EXERCISE DESCRIPTION | Return each line of the material verbatim.

PROVIDED DATA |
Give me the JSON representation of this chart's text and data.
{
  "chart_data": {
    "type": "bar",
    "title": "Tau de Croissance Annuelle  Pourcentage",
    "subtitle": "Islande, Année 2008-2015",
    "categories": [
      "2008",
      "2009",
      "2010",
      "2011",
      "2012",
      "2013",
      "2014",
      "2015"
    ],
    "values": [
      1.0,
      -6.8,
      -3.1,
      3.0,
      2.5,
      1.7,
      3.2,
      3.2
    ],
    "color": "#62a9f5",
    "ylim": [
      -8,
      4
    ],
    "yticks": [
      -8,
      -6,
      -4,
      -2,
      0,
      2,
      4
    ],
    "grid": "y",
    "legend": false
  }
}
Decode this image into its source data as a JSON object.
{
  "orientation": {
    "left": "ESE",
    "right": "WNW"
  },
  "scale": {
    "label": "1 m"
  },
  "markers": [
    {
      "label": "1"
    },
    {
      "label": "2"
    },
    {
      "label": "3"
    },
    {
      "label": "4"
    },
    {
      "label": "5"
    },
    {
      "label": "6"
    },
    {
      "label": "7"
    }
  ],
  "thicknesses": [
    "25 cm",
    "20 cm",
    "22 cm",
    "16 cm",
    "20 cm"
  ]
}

THE RESPONSE |
Give me the JSON representation of this chart's text and data.
{
  "chart_data": {
    "type": "bar",
    "title": "Tau de Croissance Annuelle  Pourcentage",
    "subtitle": "Islande, Année 2008-2015",
    "categories": [
      "2008",
      "2009",
      "2010",
      "2011",
      "2012",
      "2013",
      "2014",
      "2015"
    ],
    "values": [
      1.0,
      -6.8,
      -3.1,
      3.0,
      2.5,
      1.7,
      3.2,
      3.2
    ],
    "color": "#62a9f5",
    "ylim": [
      -8,
      4
    ],
    "yticks": [
      -8,
      -6,
      -4,
      -2,
      0,
      2,
      4
    ],
    "grid": "y",
    "legend": false
  }
}
Decode this image into its source data as a JSON object.
{
  "orientation": {
    "left": "ESE",
    "right": "WNW"
  },
  "scale": {
    "label": "1 m"
  },
  "markers": [
    {
      "label": "1"
    },
    {
      "label": "2"
    },
    {
      "label": "3"
    },
    {
      "label": "4"
    },
    {
      "label": "5"
    },
    {
      "label": "6"
    },
    {
      "label": "7"
    }
  ],
  "thicknesses": [
    "25 cm",
    "20 cm",
    "22 cm",
    "16 cm",
    "20 cm"
  ]
}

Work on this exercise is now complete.